Exercise:
Return the records word for word from their first line through the line containing "cbar-label-50f: 50°F (2366, 745, 2451, 786)", including both of those lines.

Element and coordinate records
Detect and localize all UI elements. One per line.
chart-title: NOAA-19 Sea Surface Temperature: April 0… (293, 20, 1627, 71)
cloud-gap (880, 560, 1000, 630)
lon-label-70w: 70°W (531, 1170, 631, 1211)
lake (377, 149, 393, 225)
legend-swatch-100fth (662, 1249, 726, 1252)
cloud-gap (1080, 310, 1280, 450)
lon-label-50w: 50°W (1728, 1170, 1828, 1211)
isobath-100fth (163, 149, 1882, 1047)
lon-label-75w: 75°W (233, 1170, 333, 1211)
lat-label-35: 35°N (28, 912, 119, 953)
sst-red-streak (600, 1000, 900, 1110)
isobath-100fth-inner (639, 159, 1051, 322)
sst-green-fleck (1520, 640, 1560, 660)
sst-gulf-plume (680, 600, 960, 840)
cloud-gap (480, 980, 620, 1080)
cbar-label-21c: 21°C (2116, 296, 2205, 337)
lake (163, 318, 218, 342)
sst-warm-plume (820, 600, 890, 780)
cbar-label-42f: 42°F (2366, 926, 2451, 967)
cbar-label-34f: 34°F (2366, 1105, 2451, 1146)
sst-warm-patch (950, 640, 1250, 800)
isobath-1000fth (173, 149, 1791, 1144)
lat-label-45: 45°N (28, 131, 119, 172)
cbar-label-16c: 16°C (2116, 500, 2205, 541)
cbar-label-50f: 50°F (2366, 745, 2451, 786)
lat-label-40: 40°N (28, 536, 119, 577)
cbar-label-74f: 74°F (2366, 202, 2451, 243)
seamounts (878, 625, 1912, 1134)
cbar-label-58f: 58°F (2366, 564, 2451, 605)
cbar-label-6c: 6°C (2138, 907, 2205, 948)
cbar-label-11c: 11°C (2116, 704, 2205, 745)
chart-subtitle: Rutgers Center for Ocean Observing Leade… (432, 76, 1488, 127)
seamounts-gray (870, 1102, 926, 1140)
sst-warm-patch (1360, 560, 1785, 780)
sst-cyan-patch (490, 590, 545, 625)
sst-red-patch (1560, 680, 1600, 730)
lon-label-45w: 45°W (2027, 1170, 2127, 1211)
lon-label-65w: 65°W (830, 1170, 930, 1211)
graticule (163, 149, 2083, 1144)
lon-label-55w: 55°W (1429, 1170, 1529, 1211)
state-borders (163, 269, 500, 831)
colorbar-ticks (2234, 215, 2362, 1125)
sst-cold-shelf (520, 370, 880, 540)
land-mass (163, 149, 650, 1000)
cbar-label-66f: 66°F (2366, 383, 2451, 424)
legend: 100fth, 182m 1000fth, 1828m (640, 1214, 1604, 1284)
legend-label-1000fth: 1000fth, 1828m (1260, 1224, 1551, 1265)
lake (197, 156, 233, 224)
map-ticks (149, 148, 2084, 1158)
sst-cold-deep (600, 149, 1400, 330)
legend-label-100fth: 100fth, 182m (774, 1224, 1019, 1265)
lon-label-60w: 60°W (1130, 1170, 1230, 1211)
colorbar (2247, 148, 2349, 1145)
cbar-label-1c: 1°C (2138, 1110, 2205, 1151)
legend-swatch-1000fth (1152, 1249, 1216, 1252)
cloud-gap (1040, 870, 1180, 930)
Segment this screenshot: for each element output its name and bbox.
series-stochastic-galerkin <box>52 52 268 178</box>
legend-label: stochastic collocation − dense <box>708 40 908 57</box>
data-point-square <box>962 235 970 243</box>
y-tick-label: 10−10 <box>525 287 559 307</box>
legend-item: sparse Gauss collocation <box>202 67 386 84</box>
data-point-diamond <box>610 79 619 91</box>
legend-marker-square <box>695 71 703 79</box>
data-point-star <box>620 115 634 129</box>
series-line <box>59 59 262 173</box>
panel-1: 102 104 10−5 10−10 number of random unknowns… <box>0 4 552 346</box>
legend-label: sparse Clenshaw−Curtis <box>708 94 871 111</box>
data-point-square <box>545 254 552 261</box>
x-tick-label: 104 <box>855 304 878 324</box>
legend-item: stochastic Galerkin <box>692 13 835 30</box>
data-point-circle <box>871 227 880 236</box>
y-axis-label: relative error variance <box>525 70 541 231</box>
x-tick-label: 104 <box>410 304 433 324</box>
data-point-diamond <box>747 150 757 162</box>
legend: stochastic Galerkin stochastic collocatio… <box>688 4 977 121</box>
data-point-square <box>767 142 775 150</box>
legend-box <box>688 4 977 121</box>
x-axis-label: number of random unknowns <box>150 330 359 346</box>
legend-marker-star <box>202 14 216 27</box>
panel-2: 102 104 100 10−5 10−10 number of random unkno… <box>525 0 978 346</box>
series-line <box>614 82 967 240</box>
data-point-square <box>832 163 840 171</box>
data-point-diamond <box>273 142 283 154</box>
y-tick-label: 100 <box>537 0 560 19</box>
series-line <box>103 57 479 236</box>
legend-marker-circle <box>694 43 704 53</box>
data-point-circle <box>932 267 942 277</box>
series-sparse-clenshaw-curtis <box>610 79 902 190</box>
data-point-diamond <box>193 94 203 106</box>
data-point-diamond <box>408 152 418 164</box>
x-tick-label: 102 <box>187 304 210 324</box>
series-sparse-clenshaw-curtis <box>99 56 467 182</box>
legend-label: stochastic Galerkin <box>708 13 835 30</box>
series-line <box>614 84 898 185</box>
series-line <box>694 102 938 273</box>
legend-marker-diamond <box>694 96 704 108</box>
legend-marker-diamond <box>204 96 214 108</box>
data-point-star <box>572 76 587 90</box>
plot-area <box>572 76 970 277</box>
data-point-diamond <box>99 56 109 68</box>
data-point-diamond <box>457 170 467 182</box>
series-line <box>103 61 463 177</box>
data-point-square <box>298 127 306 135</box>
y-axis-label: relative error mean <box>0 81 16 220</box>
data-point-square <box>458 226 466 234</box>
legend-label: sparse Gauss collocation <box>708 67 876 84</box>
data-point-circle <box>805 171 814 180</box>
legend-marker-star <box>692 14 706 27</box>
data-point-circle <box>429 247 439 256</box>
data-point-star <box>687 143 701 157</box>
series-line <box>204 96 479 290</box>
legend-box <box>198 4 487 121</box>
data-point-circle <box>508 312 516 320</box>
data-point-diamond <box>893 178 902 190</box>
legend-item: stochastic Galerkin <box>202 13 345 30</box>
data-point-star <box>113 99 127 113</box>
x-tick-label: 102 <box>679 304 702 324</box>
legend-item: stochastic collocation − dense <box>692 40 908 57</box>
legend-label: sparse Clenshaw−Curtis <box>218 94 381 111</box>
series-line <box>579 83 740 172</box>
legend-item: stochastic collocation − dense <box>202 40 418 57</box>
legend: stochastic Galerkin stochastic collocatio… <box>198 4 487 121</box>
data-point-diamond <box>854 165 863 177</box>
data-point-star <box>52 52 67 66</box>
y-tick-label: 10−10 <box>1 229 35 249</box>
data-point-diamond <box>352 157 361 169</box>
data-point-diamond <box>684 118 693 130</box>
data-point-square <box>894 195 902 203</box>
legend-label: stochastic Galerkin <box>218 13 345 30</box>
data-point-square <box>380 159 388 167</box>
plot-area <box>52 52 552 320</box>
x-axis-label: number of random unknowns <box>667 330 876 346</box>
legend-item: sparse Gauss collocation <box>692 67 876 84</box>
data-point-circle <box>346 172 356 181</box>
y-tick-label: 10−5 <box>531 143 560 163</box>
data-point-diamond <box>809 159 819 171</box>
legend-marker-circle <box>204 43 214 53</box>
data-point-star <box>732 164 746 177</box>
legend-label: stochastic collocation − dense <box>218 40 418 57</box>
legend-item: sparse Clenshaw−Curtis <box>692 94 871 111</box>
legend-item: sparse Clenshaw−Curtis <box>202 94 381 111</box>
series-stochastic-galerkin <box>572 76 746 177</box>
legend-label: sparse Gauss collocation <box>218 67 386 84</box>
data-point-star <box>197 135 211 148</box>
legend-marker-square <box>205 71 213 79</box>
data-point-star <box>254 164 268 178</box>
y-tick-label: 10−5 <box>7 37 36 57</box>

Reply to the task:
Detect and localize all UI elements. One per line.
chart-title: NOAA-19 Sea Surface Temperature: April 0… (293, 20, 1627, 71)
cloud-gap (880, 560, 1000, 630)
lon-label-70w: 70°W (531, 1170, 631, 1211)
lake (377, 149, 393, 225)
legend-swatch-100fth (662, 1249, 726, 1252)
cloud-gap (1080, 310, 1280, 450)
lon-label-50w: 50°W (1728, 1170, 1828, 1211)
isobath-100fth (163, 149, 1882, 1047)
lon-label-75w: 75°W (233, 1170, 333, 1211)
lat-label-35: 35°N (28, 912, 119, 953)
sst-red-streak (600, 1000, 900, 1110)
isobath-100fth-inner (639, 159, 1051, 322)
sst-green-fleck (1520, 640, 1560, 660)
sst-gulf-plume (680, 600, 960, 840)
cloud-gap (480, 980, 620, 1080)
cbar-label-21c: 21°C (2116, 296, 2205, 337)
lake (163, 318, 218, 342)
sst-warm-plume (820, 600, 890, 780)
cbar-label-42f: 42°F (2366, 926, 2451, 967)
cbar-label-34f: 34°F (2366, 1105, 2451, 1146)
sst-warm-patch (950, 640, 1250, 800)
isobath-1000fth (173, 149, 1791, 1144)
lat-label-45: 45°N (28, 131, 119, 172)
cbar-label-16c: 16°C (2116, 500, 2205, 541)
cbar-label-50f: 50°F (2366, 745, 2451, 786)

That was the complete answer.